-- Exercise directions --
Retype each line of the material exactly, please, skipping any picture in it.

-- Provided records --
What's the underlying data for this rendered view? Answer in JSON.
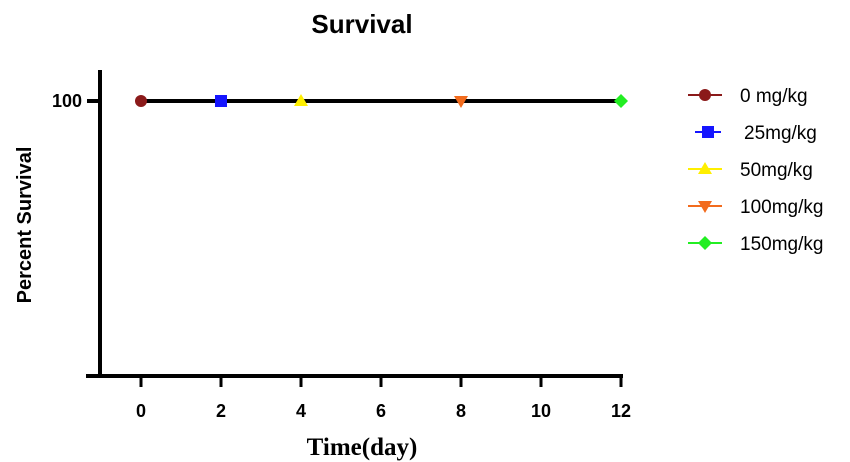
{
  "chart_data": {
    "type": "line",
    "title": "Survival",
    "xlabel": "Time(day)",
    "ylabel": "Percent Survival",
    "xlim": [
      -1,
      12
    ],
    "ylim": [
      0,
      110
    ],
    "x_ticks": [
      0,
      2,
      4,
      6,
      8,
      10,
      12
    ],
    "x_tick_labels": [
      "0",
      "2",
      "4",
      "6",
      "8",
      "10",
      "12"
    ],
    "y_ticks": [
      100
    ],
    "y_tick_labels": [
      "100"
    ],
    "grid": false,
    "legend_position": "right",
    "line": {
      "x": [
        0,
        12
      ],
      "y": [
        100,
        100
      ],
      "color": "#000000"
    },
    "series": [
      {
        "name": "0 mg/kg",
        "marker": "circle",
        "color": "#8B1A1A",
        "points": [
          {
            "x": 0,
            "y": 100
          }
        ]
      },
      {
        "name": "25mg/kg",
        "marker": "square",
        "color": "#1515FF",
        "points": [
          {
            "x": 2,
            "y": 100
          }
        ]
      },
      {
        "name": "50mg/kg",
        "marker": "triangle-up",
        "color": "#FFEF00",
        "points": [
          {
            "x": 4,
            "y": 100
          }
        ]
      },
      {
        "name": "100mg/kg",
        "marker": "triangle-down",
        "color": "#F26B1D",
        "points": [
          {
            "x": 8,
            "y": 100
          }
        ]
      },
      {
        "name": "150mg/kg",
        "marker": "diamond",
        "color": "#22EE22",
        "points": [
          {
            "x": 12,
            "y": 100
          }
        ]
      }
    ]
  }
}
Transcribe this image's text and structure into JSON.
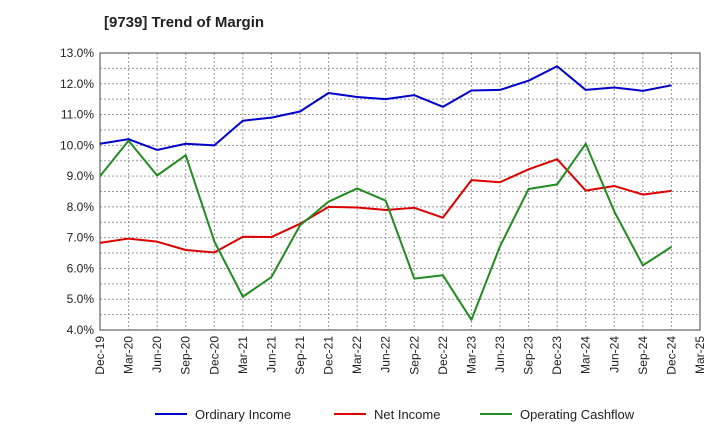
{
  "chart_data": {
    "type": "line",
    "title": "[9739]  Trend of Margin",
    "xlabel": "",
    "ylabel": "",
    "x": [
      "Dec-19",
      "Mar-20",
      "Jun-20",
      "Sep-20",
      "Dec-20",
      "Mar-21",
      "Jun-21",
      "Sep-21",
      "Dec-21",
      "Mar-22",
      "Jun-22",
      "Sep-22",
      "Dec-22",
      "Mar-23",
      "Jun-23",
      "Sep-23",
      "Dec-23",
      "Mar-24",
      "Jun-24",
      "Sep-24",
      "Dec-24",
      "Mar-25"
    ],
    "y_ticks": [
      "4.0%",
      "5.0%",
      "6.0%",
      "7.0%",
      "8.0%",
      "9.0%",
      "10.0%",
      "11.0%",
      "12.0%",
      "13.0%"
    ],
    "ylim": [
      4.0,
      13.0
    ],
    "grid": true,
    "legend_position": "bottom",
    "series": [
      {
        "name": "Ordinary Income",
        "color": "#0000cc",
        "values": [
          10.05,
          10.2,
          9.85,
          10.05,
          10.0,
          10.8,
          10.9,
          11.1,
          11.7,
          11.57,
          11.5,
          11.63,
          11.25,
          11.78,
          11.8,
          12.1,
          12.57,
          11.8,
          11.88,
          11.77,
          11.95,
          null
        ]
      },
      {
        "name": "Net Income",
        "color": "#dd0000",
        "values": [
          6.83,
          6.97,
          6.87,
          6.6,
          6.52,
          7.03,
          7.02,
          7.45,
          8.0,
          7.98,
          7.9,
          7.97,
          7.65,
          8.87,
          8.8,
          9.22,
          9.55,
          8.53,
          8.68,
          8.4,
          8.52,
          null
        ]
      },
      {
        "name": "Operating Cashflow",
        "color": "#228b22",
        "values": [
          9.0,
          10.15,
          9.02,
          9.68,
          6.88,
          5.08,
          5.72,
          7.4,
          8.17,
          8.6,
          8.2,
          5.67,
          5.78,
          4.33,
          6.72,
          8.58,
          8.73,
          10.05,
          7.85,
          6.1,
          6.7,
          null
        ]
      }
    ]
  }
}
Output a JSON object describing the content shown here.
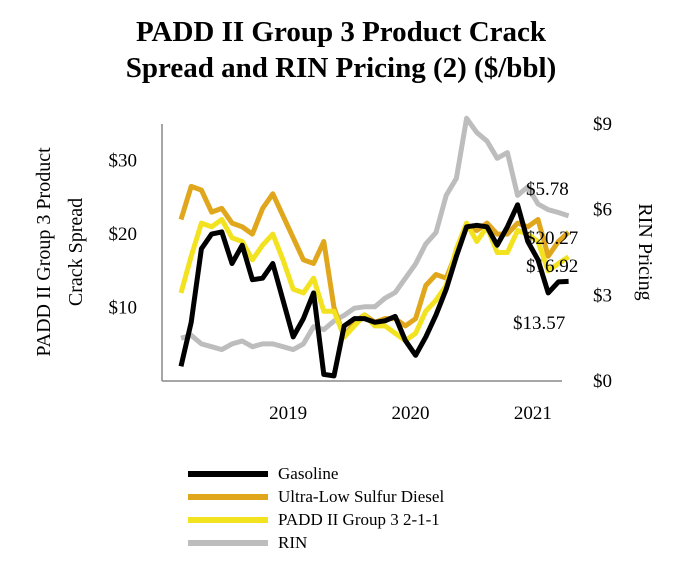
{
  "title_line1": "PADD II Group 3 Product Crack",
  "title_line2": "Spread and RIN Pricing (2) ($/bbl)",
  "chart_data": {
    "type": "line",
    "title": "PADD II Group 3 Product Crack Spread and RIN Pricing (2) ($/bbl)",
    "x_start": "2018-08",
    "x_step": "month",
    "x_tick_labels": [
      "2019",
      "2020",
      "2021"
    ],
    "x_tick_positions": [
      10.5,
      22.5,
      34.5
    ],
    "left_axis": {
      "label_line1": "PADD II Group 3 Product",
      "label_line2": "Crack Spread",
      "ylim": [
        0,
        35
      ],
      "ticks": [
        10,
        20,
        30
      ],
      "tick_labels": [
        "$10",
        "$20",
        "$30"
      ]
    },
    "right_axis": {
      "label": "RIN Pricing",
      "ylim": [
        0,
        9
      ],
      "ticks": [
        0,
        3,
        6,
        9
      ],
      "tick_labels": [
        "$0",
        "$3",
        "$6",
        "$9"
      ]
    },
    "series": [
      {
        "name": "Gasoline",
        "axis": "left",
        "color": "#000000",
        "values": [
          2,
          8,
          18,
          20,
          20.3,
          16,
          18.5,
          13.8,
          14,
          16,
          11,
          6,
          8.5,
          12,
          0.9,
          0.7,
          7.5,
          8.5,
          8.5,
          8,
          8.2,
          8.8,
          5.5,
          3.5,
          6,
          9,
          12.5,
          17,
          21,
          21.2,
          21,
          18.5,
          21,
          24,
          19,
          16.5,
          12,
          13.5,
          13.57
        ]
      },
      {
        "name": "Ultra-Low Sulfur Diesel",
        "axis": "left",
        "color": "#E0A71C",
        "values": [
          22,
          26.5,
          26,
          23,
          23.5,
          21.5,
          21,
          20,
          23.5,
          25.5,
          22.5,
          19.5,
          16.5,
          16,
          19,
          10,
          6,
          8,
          9,
          8,
          8.5,
          8.5,
          7.5,
          8.5,
          13,
          14.5,
          14,
          17.5,
          21,
          20.5,
          21.5,
          20,
          20,
          21.5,
          21,
          22,
          17,
          19,
          20.27
        ]
      },
      {
        "name": "PADD II Group 3 2-1-1",
        "axis": "left",
        "color": "#F2E21F",
        "values": [
          12,
          17,
          21.5,
          21,
          22,
          19.5,
          19,
          16.5,
          18.5,
          20,
          16.5,
          12.5,
          12,
          14,
          9.5,
          9.5,
          6,
          7.5,
          9,
          7.5,
          7.5,
          6.5,
          5.5,
          6.5,
          9.5,
          11,
          13,
          18,
          21.5,
          19,
          21,
          17.5,
          17.5,
          20.5,
          20,
          19,
          15,
          16,
          16.92
        ]
      },
      {
        "name": "RIN",
        "axis": "right",
        "color": "#BDBDBD",
        "values": [
          1.5,
          1.6,
          1.3,
          1.2,
          1.1,
          1.3,
          1.4,
          1.2,
          1.3,
          1.3,
          1.2,
          1.1,
          1.3,
          1.9,
          1.8,
          2.1,
          2.3,
          2.55,
          2.6,
          2.6,
          2.9,
          3.1,
          3.6,
          4.1,
          4.8,
          5.2,
          6.5,
          7.1,
          9.2,
          8.7,
          8.4,
          7.8,
          8.0,
          6.5,
          6.8,
          6.2,
          6.0,
          5.9,
          5.78
        ]
      }
    ],
    "end_labels": [
      "$20.27",
      "$16.92",
      "$5.78",
      "$13.57"
    ]
  }
}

-- Result --
What's the underlying data for this rendered view? Answer in JSON.
{
  "chart_data": {
    "type": "line",
    "title": "Survival",
    "xlabel": "Time(day)",
    "ylabel": "Percent Survival",
    "xlim": [
      -1,
      12
    ],
    "ylim": [
      0,
      110
    ],
    "x_ticks": [
      0,
      2,
      4,
      6,
      8,
      10,
      12
    ],
    "x_tick_labels": [
      "0",
      "2",
      "4",
      "6",
      "8",
      "10",
      "12"
    ],
    "y_ticks": [
      100
    ],
    "y_tick_labels": [
      "100"
    ],
    "grid": false,
    "legend_position": "right",
    "line": {
      "x": [
        0,
        12
      ],
      "y": [
        100,
        100
      ],
      "color": "#000000"
    },
    "series": [
      {
        "name": "0 mg/kg",
        "marker": "circle",
        "color": "#8B1A1A",
        "points": [
          {
            "x": 0,
            "y": 100
          }
        ]
      },
      {
        "name": "25mg/kg",
        "marker": "square",
        "color": "#1515FF",
        "points": [
          {
            "x": 2,
            "y": 100
          }
        ]
      },
      {
        "name": "50mg/kg",
        "marker": "triangle-up",
        "color": "#FFEF00",
        "points": [
          {
            "x": 4,
            "y": 100
          }
        ]
      },
      {
        "name": "100mg/kg",
        "marker": "triangle-down",
        "color": "#F26B1D",
        "points": [
          {
            "x": 8,
            "y": 100
          }
        ]
      },
      {
        "name": "150mg/kg",
        "marker": "diamond",
        "color": "#22EE22",
        "points": [
          {
            "x": 12,
            "y": 100
          }
        ]
      }
    ]
  }
}
Transcribe this image's text and structure into JSON.
{
  "chart_data": {
    "type": "line",
    "title": "[9739]  Trend of Margin",
    "xlabel": "",
    "ylabel": "",
    "x": [
      "Dec-19",
      "Mar-20",
      "Jun-20",
      "Sep-20",
      "Dec-20",
      "Mar-21",
      "Jun-21",
      "Sep-21",
      "Dec-21",
      "Mar-22",
      "Jun-22",
      "Sep-22",
      "Dec-22",
      "Mar-23",
      "Jun-23",
      "Sep-23",
      "Dec-23",
      "Mar-24",
      "Jun-24",
      "Sep-24",
      "Dec-24",
      "Mar-25"
    ],
    "y_ticks": [
      "4.0%",
      "5.0%",
      "6.0%",
      "7.0%",
      "8.0%",
      "9.0%",
      "10.0%",
      "11.0%",
      "12.0%",
      "13.0%"
    ],
    "ylim": [
      4.0,
      13.0
    ],
    "grid": true,
    "legend_position": "bottom",
    "series": [
      {
        "name": "Ordinary Income",
        "color": "#0000cc",
        "values": [
          10.05,
          10.2,
          9.85,
          10.05,
          10.0,
          10.8,
          10.9,
          11.1,
          11.7,
          11.57,
          11.5,
          11.63,
          11.25,
          11.78,
          11.8,
          12.1,
          12.57,
          11.8,
          11.88,
          11.77,
          11.95,
          null
        ]
      },
      {
        "name": "Net Income",
        "color": "#dd0000",
        "values": [
          6.83,
          6.97,
          6.87,
          6.6,
          6.52,
          7.03,
          7.02,
          7.45,
          8.0,
          7.98,
          7.9,
          7.97,
          7.65,
          8.87,
          8.8,
          9.22,
          9.55,
          8.53,
          8.68,
          8.4,
          8.52,
          null
        ]
      },
      {
        "name": "Operating Cashflow",
        "color": "#228b22",
        "values": [
          9.0,
          10.15,
          9.02,
          9.68,
          6.88,
          5.08,
          5.72,
          7.4,
          8.17,
          8.6,
          8.2,
          5.67,
          5.78,
          4.33,
          6.72,
          8.58,
          8.73,
          10.05,
          7.85,
          6.1,
          6.7,
          null
        ]
      }
    ]
  }
}
Output a JSON object describing the content shown here.
{
  "title_line1": "PADD II Group 3 Product Crack",
  "title_line2": "Spread and RIN Pricing (2) ($/bbl)",
  "chart_data": {
    "type": "line",
    "title": "PADD II Group 3 Product Crack Spread and RIN Pricing (2) ($/bbl)",
    "x_start": "2018-08",
    "x_step": "month",
    "x_tick_labels": [
      "2019",
      "2020",
      "2021"
    ],
    "x_tick_positions": [
      10.5,
      22.5,
      34.5
    ],
    "left_axis": {
      "label_line1": "PADD II Group 3 Product",
      "label_line2": "Crack Spread",
      "ylim": [
        0,
        35
      ],
      "ticks": [
        10,
        20,
        30
      ],
      "tick_labels": [
        "$10",
        "$20",
        "$30"
      ]
    },
    "right_axis": {
      "label": "RIN Pricing",
      "ylim": [
        0,
        9
      ],
      "ticks": [
        0,
        3,
        6,
        9
      ],
      "tick_labels": [
        "$0",
        "$3",
        "$6",
        "$9"
      ]
    },
    "series": [
      {
        "name": "Gasoline",
        "axis": "left",
        "color": "#000000",
        "values": [
          2,
          8,
          18,
          20,
          20.3,
          16,
          18.5,
          13.8,
          14,
          16,
          11,
          6,
          8.5,
          12,
          0.9,
          0.7,
          7.5,
          8.5,
          8.5,
          8,
          8.2,
          8.8,
          5.5,
          3.5,
          6,
          9,
          12.5,
          17,
          21,
          21.2,
          21,
          18.5,
          21,
          24,
          19,
          16.5,
          12,
          13.5,
          13.57
        ]
      },
      {
        "name": "Ultra-Low Sulfur Diesel",
        "axis": "left",
        "color": "#E0A71C",
        "values": [
          22,
          26.5,
          26,
          23,
          23.5,
          21.5,
          21,
          20,
          23.5,
          25.5,
          22.5,
          19.5,
          16.5,
          16,
          19,
          10,
          6,
          8,
          9,
          8,
          8.5,
          8.5,
          7.5,
          8.5,
          13,
          14.5,
          14,
          17.5,
          21,
          20.5,
          21.5,
          20,
          20,
          21.5,
          21,
          22,
          17,
          19,
          20.27
        ]
      },
      {
        "name": "PADD II Group 3 2-1-1",
        "axis": "left",
        "color": "#F2E21F",
        "values": [
          12,
          17,
          21.5,
          21,
          22,
          19.5,
          19,
          16.5,
          18.5,
          20,
          16.5,
          12.5,
          12,
          14,
          9.5,
          9.5,
          6,
          7.5,
          9,
          7.5,
          7.5,
          6.5,
          5.5,
          6.5,
          9.5,
          11,
          13,
          18,
          21.5,
          19,
          21,
          17.5,
          17.5,
          20.5,
          20,
          19,
          15,
          16,
          16.92
        ]
      },
      {
        "name": "RIN",
        "axis": "right",
        "color": "#BDBDBD",
        "values": [
          1.5,
          1.6,
          1.3,
          1.2,
          1.1,
          1.3,
          1.4,
          1.2,
          1.3,
          1.3,
          1.2,
          1.1,
          1.3,
          1.9,
          1.8,
          2.1,
          2.3,
          2.55,
          2.6,
          2.6,
          2.9,
          3.1,
          3.6,
          4.1,
          4.8,
          5.2,
          6.5,
          7.1,
          9.2,
          8.7,
          8.4,
          7.8,
          8.0,
          6.5,
          6.8,
          6.2,
          6.0,
          5.9,
          5.78
        ]
      }
    ],
    "end_labels": [
      "$20.27",
      "$16.92",
      "$5.78",
      "$13.57"
    ]
  }
}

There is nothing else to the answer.